Give only the number of lines in the records below that contain the word "vigas".

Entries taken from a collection
⟨
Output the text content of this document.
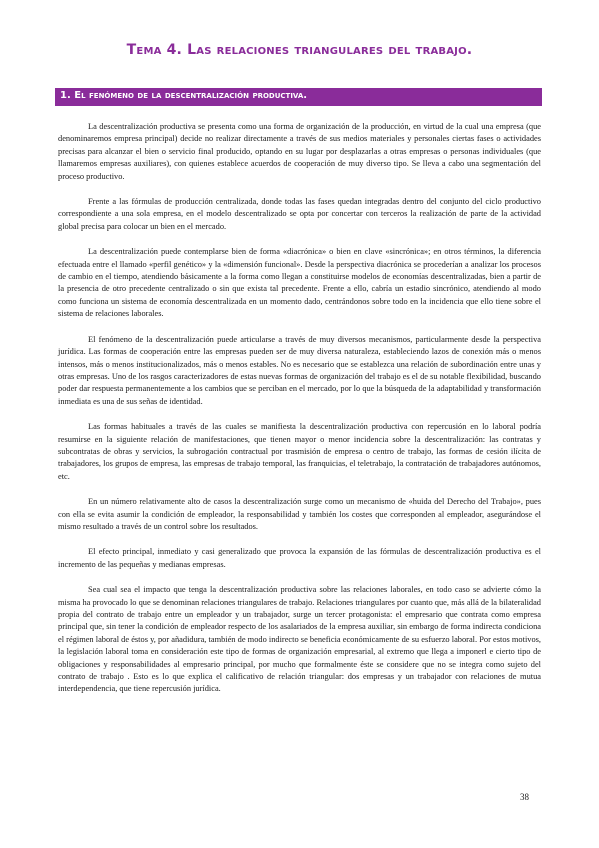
Tema 4. Las relaciones triangulares del trabajo.
1. El fenómeno de la descentralización productiva.

La descentralización productiva se presenta como una forma de organización de la producción, en virtud de la cual una empresa (que denominaremos empresa principal) decide no realizar directamente a través de sus medios materiales y personales ciertas fases o actividades precisas para alcanzar el bien o servicio final producido, optando en su lugar por desplazarlas a otras empresas o personas individuales (que llamaremos empresas auxiliares), con quienes establece acuerdos de cooperación de muy diverso tipo. Se lleva a cabo una segmentación del proceso productivo.

Frente a las fórmulas de producción centralizada, donde todas las fases quedan integradas dentro del conjunto del ciclo productivo correspondiente a una sola empresa, en el modelo descentralizado se opta por concertar con terceros la realización de parte de la actividad global precisa para colocar un bien en el mercado.

La descentralización puede contemplarse bien de forma «diacrónica» o bien en clave «sincrónica»; en otros términos, la diferencia efectuada entre el llamado «perfil genético» y la «dimensión funcional». Desde la perspectiva diacrónica se procederían a analizar los procesos de cambio en el tiempo, atendiendo básicamente a la forma como llegan a constituirse modelos de economías descentralizadas, bien a partir de la presencia de otro precedente centralizado o sin que exista tal precedente. Frente a ello, cabría un estadio sincrónico, atendiendo al modo como funciona un sistema de economía descentralizada en un momento dado, centrándonos sobre todo en la incidencia que ello tiene sobre el sistema de relaciones laborales.

El fenómeno de la descentralización puede articularse a través de muy diversos mecanismos, particularmente desde la perspectiva jurídica. Las formas de cooperación entre las empresas pueden ser de muy diversa naturaleza, estableciendo lazos de conexión más o menos intensos, más o menos institucionalizados, más o menos estables. No es necesario que se establezca una relación de subordinación entre unas y otras empresas. Uno de los rasgos caracterizadores de estas nuevas formas de organización del trabajo es el de su notable flexibilidad, buscando poder dar respuesta permanentemente a los cambios que se perciban en el mercado, por lo que la búsqueda de la adaptabilidad y transformación inmediata es una de sus señas de identidad.

Las formas habituales a través de las cuales se manifiesta la descentralización productiva con repercusión en lo laboral podría resumirse en la siguiente relación de manifestaciones, que tienen mayor o menor incidencia sobre la descentralización: las contratas y subcontratas de obras y servicios, la subrogación contractual por trasmisión de empresa o centro de trabajo, las formas de cesión ilícita de trabajadores, los grupos de empresa, las empresas de trabajo temporal, las franquicias, el teletrabajo, la contratación de trabajadores autónomos, etc.

En un número relativamente alto de casos la descentralización surge como un mecanismo de «huida del Derecho del Trabajo», pues con ella se evita asumir la condición de empleador, la responsabilidad y también los costes que corresponden al empleador, asegurándose el mismo resultado a través de un control sobre los resultados.

El efecto principal, inmediato y casi generalizado que provoca la expansión de las fórmulas de descentralización productiva es el incremento de las pequeñas y medianas empresas.

Sea cual sea el impacto que tenga la descentralización productiva sobre las relaciones laborales, en todo caso se advierte cómo la misma ha provocado lo que se denominan relaciones triangulares de trabajo. Relaciones triangulares por cuanto que, más allá de la bilateralidad propia del contrato de trabajo entre un empleador y un trabajador, surge un tercer protagonista: el empresario que contrata como empresa principal que, sin tener la condición de empleador respecto de los asalariados de la empresa auxiliar, sin embargo de forma indirecta condiciona el régimen laboral de éstos y, por añadidura, también de modo indirecto se beneficia económicamente de su esfuerzo laboral. Por estos motivos, la legislación laboral toma en consideración este tipo de formas de organización empresarial, al extremo que llega a imponerl e cierto tipo de obligaciones y responsabilidades al empresario principal, por mucho que formalmente éste se considere que no se integra como sujeto del contrato de trabajo . Esto es lo que explica el calificativo de relación triangular: dos empresas y un trabajador con relaciones de mutua interdependencia, que tiene repercusión jurídica.

38
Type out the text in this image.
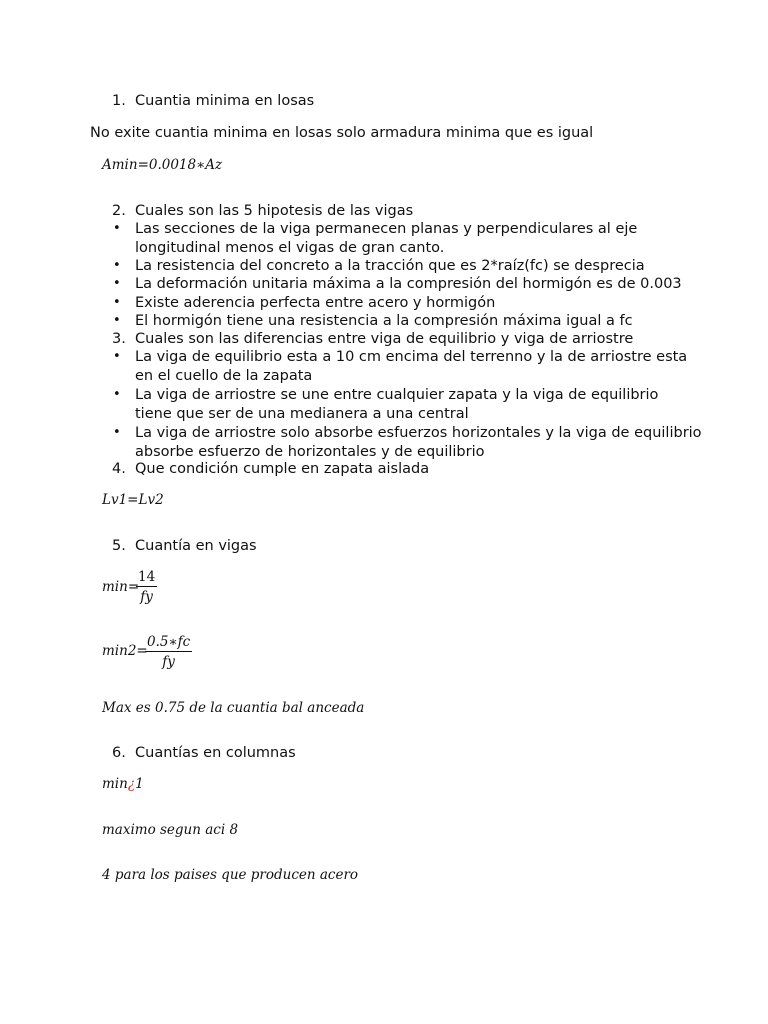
1. Cuantia minima en losas
No exite cuantia minima en losas solo armadura minima que es igual
Amin=0.0018∗Az
2. Cuales son las 5 hipotesis de las vigas
• Las secciones de la viga permanecen planas y perpendiculares al eje
longitudinal menos el vigas de gran canto.
• La resistencia del concreto a la tracción que es 2*raíz(fc) se desprecia
• La deformación unitaria máxima a la compresión del hormigón es de 0.003
• Existe aderencia perfecta entre acero y hormigón
• El hormigón tiene una resistencia a la compresión máxima igual a fc
3. Cuales son las diferencias entre viga de equilibrio y viga de arriostre
• La viga de equilibrio esta a 10 cm encima del terrenno y la de arriostre esta
en el cuello de la zapata
• La viga de arriostre se une entre cualquier zapata y la viga de equilibrio
tiene que ser de una medianera a una central
• La viga de arriostre solo absorbe esfuerzos horizontales y la viga de equilibrio
absorbe esfuerzo de horizontales y de equilibrio
4. Que condición cumple en zapata aislada
Lv1=Lv2
5. Cuantía en vigas
min=
14
fy
min2=
0.5∗fc
fy
Max es 0.75 de la cuantia bal anceada
6. Cuantías en columnas
min¿1
maximo segun aci 8
4 para los paises que producen acero
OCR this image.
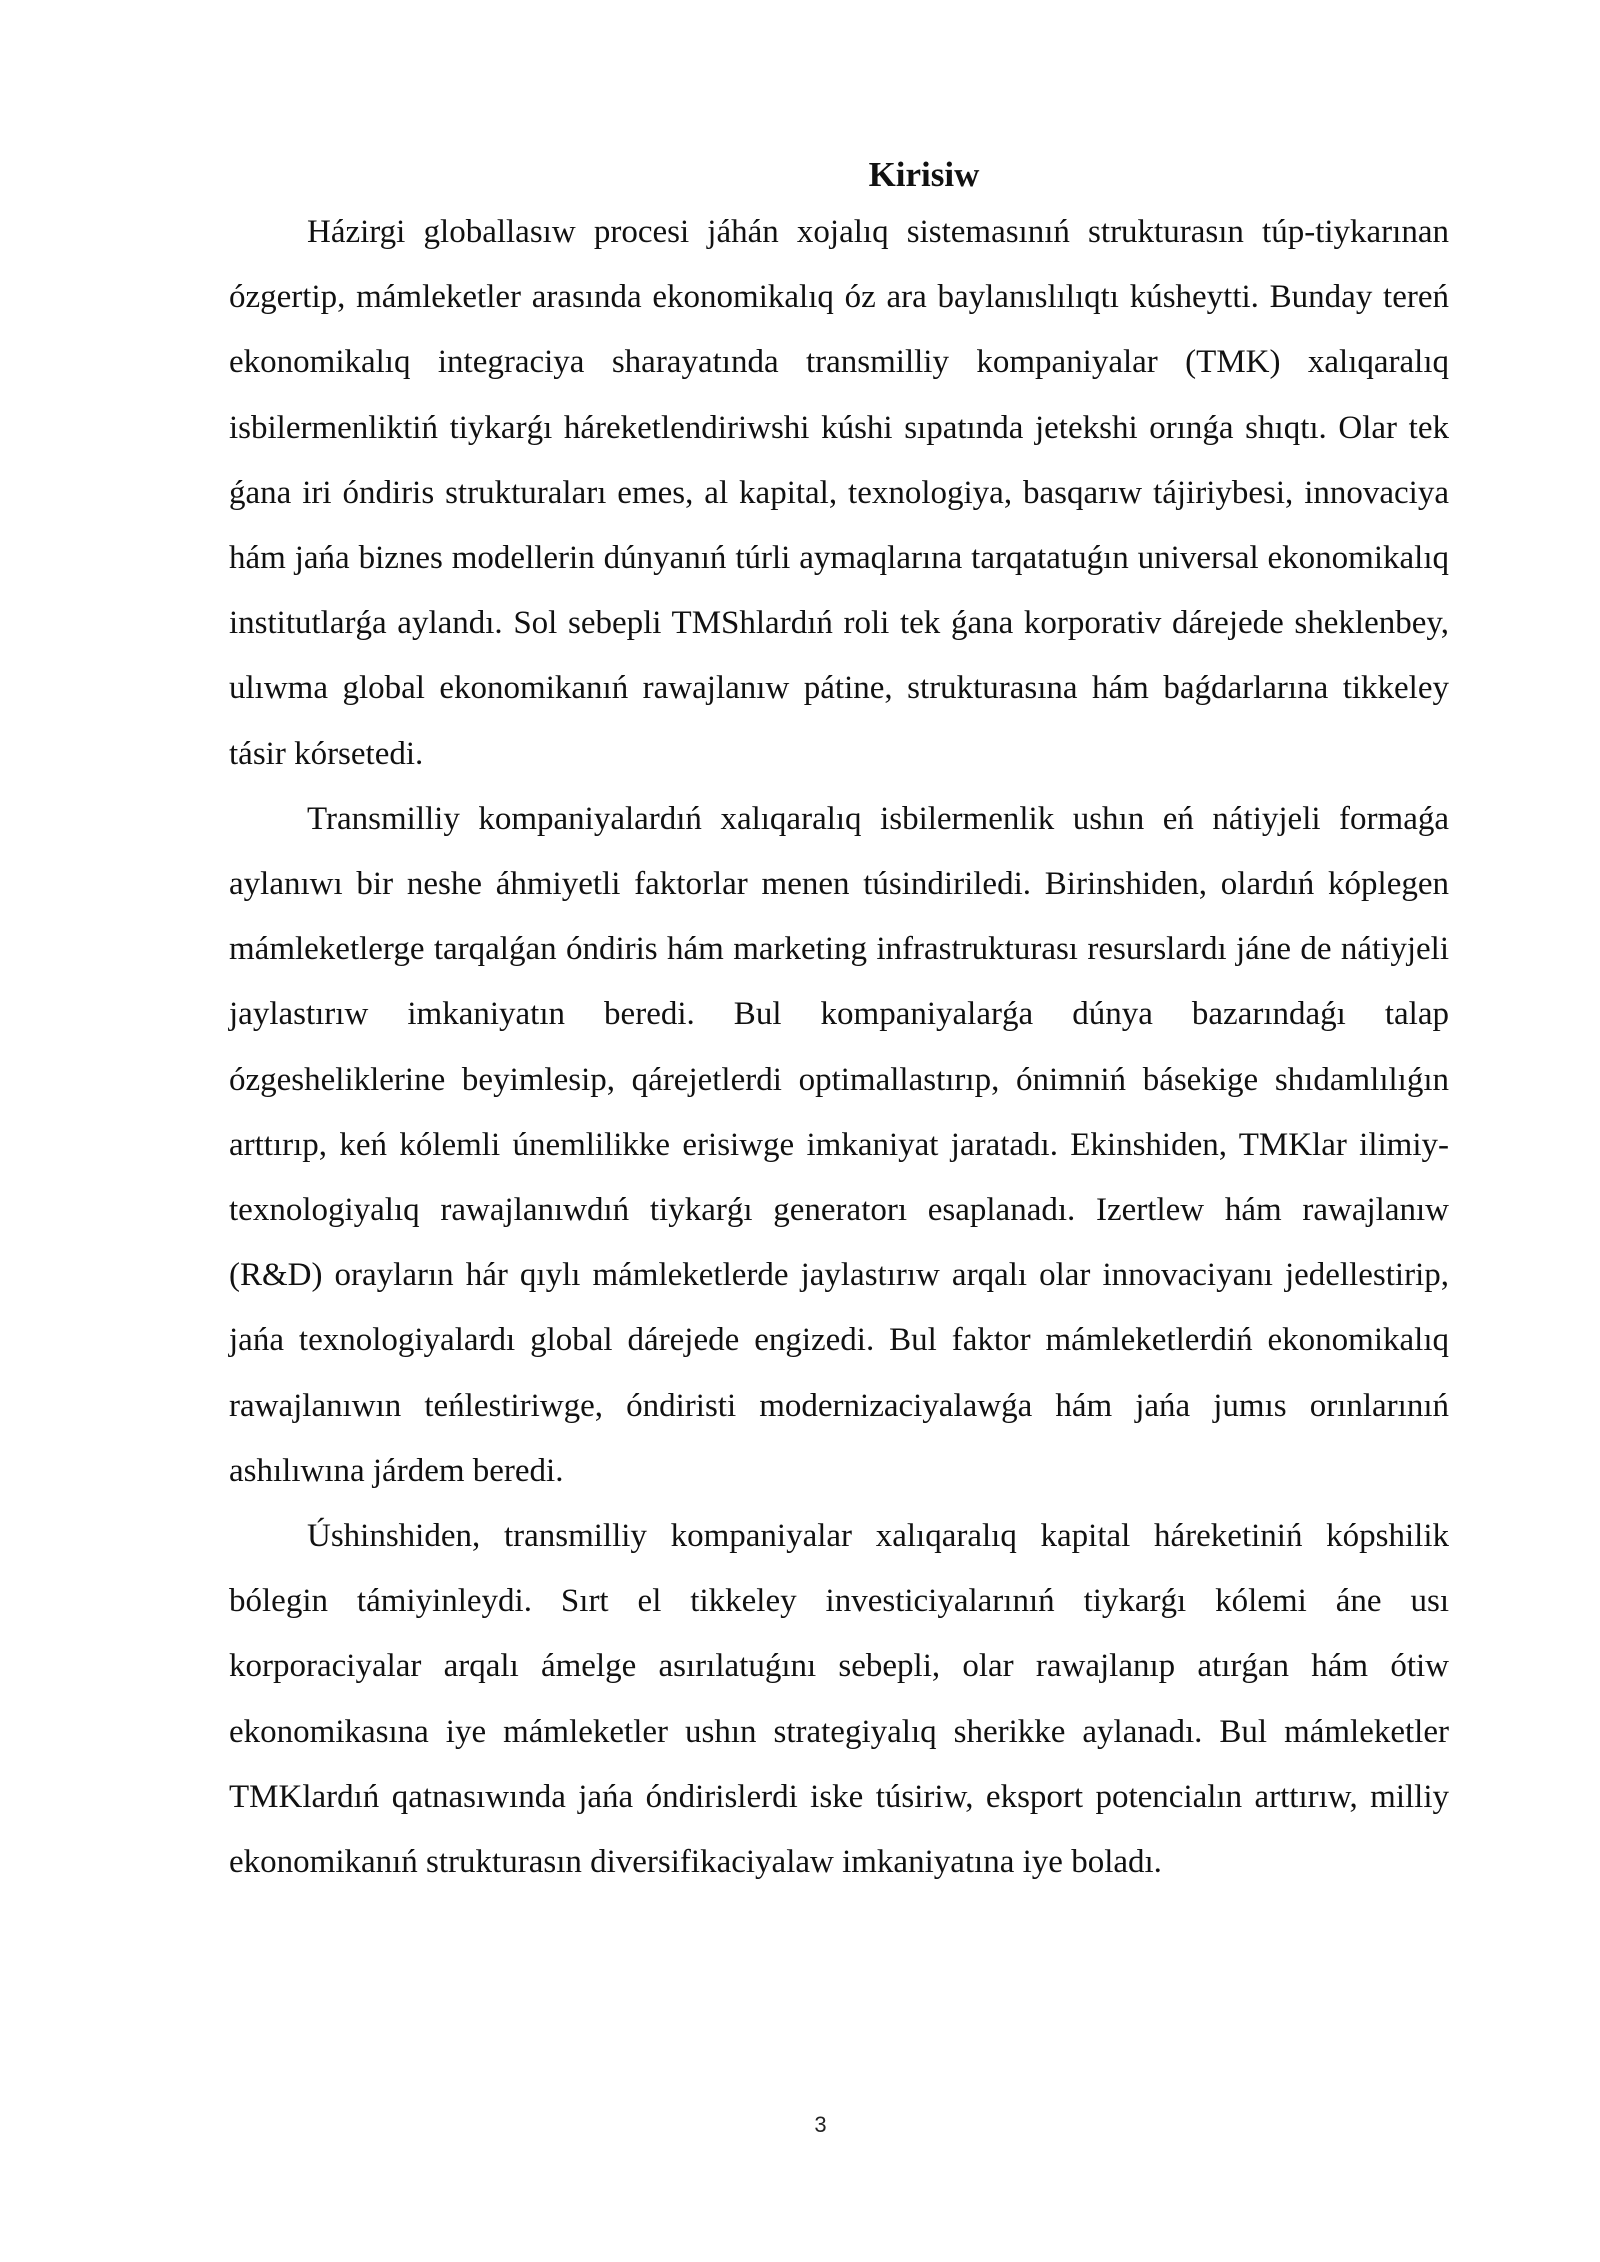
Kirisiw

Házirgi globallasıw procesi jáhán xojalıq sistemasınıń strukturasın túp-tiykarınan ózgertip, mámleketler arasında ekonomikalıq óz ara baylanıslılıqtı kúsheytti. Bunday tereń ekonomikalıq integraciya sharayatında transmilliy kompaniyalar (TMK) xalıqaralıq isbilermenliktiń tiykarǵı háreketlendiriwshi kúshi sıpatında jetekshi orınǵa shıqtı. Olar tek ǵana iri óndiris strukturaları emes, al kapital, texnologiya, basqarıw tájiriybesi, innovaciya hám jańa biznes modellerin dúnyanıń túrli aymaqlarına tarqatatuǵın universal ekonomikalıq institutlarǵa aylandı. Sol sebepli TMShlardıń roli tek ǵana korporativ dárejede sheklenbey, ulıwma global ekonomikanıń rawajlanıw pátine, strukturasına hám baǵdarlarına tikkeley tásir kórsetedi.

Transmilliy kompaniyalardıń xalıqaralıq isbilermenlik ushın eń nátiyjeli formaǵa aylanıwı bir neshe áhmiyetli faktorlar menen túsindiriledi. Birinshiden, olardıń kóplegen mámleketlerge tarqalǵan óndiris hám marketing infrastrukturası resurslardı jáne de nátiyjeli jaylastırıw imkaniyatın beredi. Bul kompaniyalarǵa dúnya bazarındaǵı talap ózgesheliklerine beyimlesip, qárejetlerdi optimallastırıp, ónimniń básekige shıdamlılıǵın arttırıp, keń kólemli únemlilikke erisiwge imkaniyat jaratadı. Ekinshiden, TMKlar ilimiy-texnologiyalıq rawajlanıwdıń tiykarǵı generatorı esaplanadı. Izertlew hám rawajlanıw (R&D) orayların hár qıylı mámleketlerde jaylastırıw arqalı olar innovaciyanı jedellestirip, jańa texnologiyalardı global dárejede engizedi. Bul faktor mámleketlerdiń ekonomikalıq rawajlanıwın teńlestiriwge, óndiristi modernizaciyalawǵa hám jańa jumıs orınlarınıń ashılıwına járdem beredi.

Úshinshiden, transmilliy kompaniyalar xalıqaralıq kapital háreketiniń kópshilik bólegin támiyinleydi. Sırt el tikkeley investiciyalarınıń tiykarǵı kólemi áne usı korporaciyalar arqalı ámelge asırılatuǵını sebepli, olar rawajlanıp atırǵan hám ótiw ekonomikasına iye mámleketler ushın strategiyalıq sherikke aylanadı. Bul mámleketler TMKlardıń qatnasıwında jańa óndirislerdi iske túsiriw, eksport potencialın arttırıw, milliy ekonomikanıń strukturasın diversifikaciyalaw imkaniyatına iye boladı.

3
⟩
Solution to this exercise:
3